PASSAGE FOR REVIEW –
▼

The development of detachment surgery

One of Pr. Torzilli and his team’s main research areas concerns tumors close to the large intrahepatic vessels. The removal of these tumors requires the sacrifice of the vessel in contact with it and, hence, of the tissue that depends on that vessel for the inflow or outflow of blood. “After twenty years of clinical research we have shown that it is possible to separate a tumor adjacent to a large intrahepatic vessel without exposing the patient to a greater risk of tumor recurrence, compared to the alternative of removing the vessel and all the tissue dependent on it. This approach, allowing the removal of deep tumors and in contact with the large vessels without sacrificing healthy tissue, has opened new horizons in liver surgery, offering surgical treatment to otherwise inoperable patients,” continues the Doctor.

Adaptation of the liver to the tumor

However, the detachment of the tumor from the intrahepatic vessels is not always possible. When this happens, and the vein carrying the blood out of the liver, for the latter to enter the heart after only a few centimeters, is affected, the liver itself rectifies the issue. How does it do it? In 2010 Professor Torzilli and his team, demonstrated for the first time in the world that in these cases the liver opens internal by-passes that divert blood from one vein to the adjacent one, allowing the tissue to function even when the vein, affected by a tumor, is closed. These by-passes, identified and mapped with ultrasound, enabled the Humanitas team to introduce new types of interventions that involve sacrificing the veins infiltrated by the disease without removing healthy tissue.

Removing tumors in the center of the liver with liver tunneling

Thanks to the concepts of detachment surgery and natural by-passing, Pr. Torzilli and his Humanitas team have developed numerous surgery techniques, publishing their findings in the most prestigious scientific journals in the field over the years. The last such technique has been liver tunneling, described for the first time in Annals of Surgical Oncology in 2014, with Annals of Surgery reporting the experience of the first twenty patients in early 2019.

▲

TASK SET –
**1.** In the passage on liver surgery, change the part starting with "Adaptation of the" and going on through "removing healthy tissue." so that "shunts" stands in place of "by-passes".
**2.** Take the passage on liver surgery further, continuing from its final sentence.

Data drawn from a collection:
▼

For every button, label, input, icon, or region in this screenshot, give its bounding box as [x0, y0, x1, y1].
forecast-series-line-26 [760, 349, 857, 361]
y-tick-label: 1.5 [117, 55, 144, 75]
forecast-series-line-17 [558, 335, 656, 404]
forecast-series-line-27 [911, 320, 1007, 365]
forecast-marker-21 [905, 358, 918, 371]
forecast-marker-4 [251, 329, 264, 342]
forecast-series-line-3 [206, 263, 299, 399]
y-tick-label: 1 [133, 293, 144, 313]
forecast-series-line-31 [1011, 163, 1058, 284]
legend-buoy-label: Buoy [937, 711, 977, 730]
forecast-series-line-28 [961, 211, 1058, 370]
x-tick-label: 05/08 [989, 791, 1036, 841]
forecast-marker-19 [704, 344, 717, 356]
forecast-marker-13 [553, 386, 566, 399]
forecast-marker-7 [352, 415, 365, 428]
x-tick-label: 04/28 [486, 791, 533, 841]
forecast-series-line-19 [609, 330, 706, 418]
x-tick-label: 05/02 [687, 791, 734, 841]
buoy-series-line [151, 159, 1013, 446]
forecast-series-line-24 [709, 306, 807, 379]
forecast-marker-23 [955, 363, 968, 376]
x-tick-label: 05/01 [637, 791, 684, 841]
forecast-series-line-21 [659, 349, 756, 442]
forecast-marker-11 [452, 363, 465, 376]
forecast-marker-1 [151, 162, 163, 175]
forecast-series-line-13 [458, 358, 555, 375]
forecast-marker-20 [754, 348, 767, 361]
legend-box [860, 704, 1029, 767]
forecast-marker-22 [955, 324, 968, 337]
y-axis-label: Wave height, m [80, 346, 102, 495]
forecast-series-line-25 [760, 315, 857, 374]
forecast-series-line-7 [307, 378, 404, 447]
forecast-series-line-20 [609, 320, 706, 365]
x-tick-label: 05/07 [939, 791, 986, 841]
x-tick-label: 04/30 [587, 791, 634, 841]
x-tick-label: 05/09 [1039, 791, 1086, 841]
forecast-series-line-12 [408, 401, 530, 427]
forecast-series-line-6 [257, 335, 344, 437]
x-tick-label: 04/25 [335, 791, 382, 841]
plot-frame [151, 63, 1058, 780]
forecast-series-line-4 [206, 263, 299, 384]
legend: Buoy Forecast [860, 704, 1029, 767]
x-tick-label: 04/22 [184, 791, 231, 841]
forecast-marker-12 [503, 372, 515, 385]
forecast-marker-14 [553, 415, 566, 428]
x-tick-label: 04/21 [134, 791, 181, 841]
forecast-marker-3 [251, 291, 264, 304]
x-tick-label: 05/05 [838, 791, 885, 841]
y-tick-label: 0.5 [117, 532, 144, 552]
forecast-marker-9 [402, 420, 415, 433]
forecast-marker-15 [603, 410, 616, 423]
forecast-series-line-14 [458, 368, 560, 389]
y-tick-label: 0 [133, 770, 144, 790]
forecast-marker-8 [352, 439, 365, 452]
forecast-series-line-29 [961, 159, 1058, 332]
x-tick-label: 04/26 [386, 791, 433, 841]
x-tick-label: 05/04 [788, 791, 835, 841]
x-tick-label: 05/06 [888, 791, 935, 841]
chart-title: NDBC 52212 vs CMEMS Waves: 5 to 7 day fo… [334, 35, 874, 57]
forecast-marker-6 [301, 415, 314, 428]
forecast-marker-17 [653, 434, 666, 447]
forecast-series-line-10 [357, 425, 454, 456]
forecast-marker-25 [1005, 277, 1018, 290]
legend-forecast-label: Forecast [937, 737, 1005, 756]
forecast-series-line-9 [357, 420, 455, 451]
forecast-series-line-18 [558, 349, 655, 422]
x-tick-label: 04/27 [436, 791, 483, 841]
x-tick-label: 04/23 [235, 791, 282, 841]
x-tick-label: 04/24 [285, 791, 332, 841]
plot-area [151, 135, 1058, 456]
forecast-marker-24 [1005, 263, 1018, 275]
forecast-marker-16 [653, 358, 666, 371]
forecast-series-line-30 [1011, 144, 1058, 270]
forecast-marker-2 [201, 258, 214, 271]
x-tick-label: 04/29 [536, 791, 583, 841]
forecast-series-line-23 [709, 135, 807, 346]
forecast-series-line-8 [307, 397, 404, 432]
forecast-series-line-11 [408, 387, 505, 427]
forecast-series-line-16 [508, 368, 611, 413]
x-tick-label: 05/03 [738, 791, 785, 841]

▲

RESULTS FOR THE EXERCISE –
**1.**
Adaptation of the liver to the tumor

However, the detachment of the tumor from the intrahepatic vessels is not always possible. When this happens, and the vein carrying the blood out of the liver, for the latter to enter the heart after only a few centimeters, is affected, the liver itself rectifies the issue. How does it do it? In 2010 Professor Torzilli and his team, demonstrated for the first time in the world that in these cases the liver opens internal shunts that divert blood from one vein to the adjacent one, allowing the tissue to function even when the vein, affected by a tumor, is closed. These shunts, identified and mapped with ultrasound, enabled the Humanitas team to introduce new types of interventions that involve sacrificing the veins infiltrated by the disease without removing healthy tissue.

**2.**
“Liver tunneling allows the removal of tumors that have grown in the center of the liver and that are imprisoned by the blood vessels that carry blood inside and outside the organ. By creating a real tunnel that crosses the liver from top to bottom, it is possible to remove the tumor leaving the organ almost intact and perfectly functional: it is a highly complex but safe procedure that allows us to remove tumors that would otherwise require extensive demolition or would be inoperable,” continues Pr. Torzilli.

The leader in in scientific research and clinical practice

Professor Guido Torzilli and his team have revolutionized liver surgery in terms of techniques and paradigms. Over the years, the team has achieved impressive goals in small steps and through the scrutiny of the international scientific community, which has then verified the validity of these achievements, allowing their dissemination in the most prominent scientific journals.

“For twenty years, we have been translating our research work into daily clinical practice, striving to offer better care to our patients,” explains Professor Torzilli. This work has positioned the Humanitas team among the leading groups in global liver surgery, where it occupies a place of particular importance thanks to the originality of its innovative proposals.

“Beyond technology, there is dedication, sacrifice, rigor and profound insights. Ultrasound is the mother of our discoveries, helping identify the most critical points and find innovative solutions that we use in clinical practice today. I cannot forget that I learned using ultrasound in the operating room from my Japanese teacher, who, I can say, truly formed me as a surgeon. Thanks to him, to ultrasound, and to these last twenty years of great commitment, my group and I can now carry out interventions that would otherwise be unthinkable: sophisticated, less demolishing, and safer surgeries. We can say that we try to remove less (of the healthy liver) to remove more (of the tumor, the disease),” concludes Pr. Torzilli.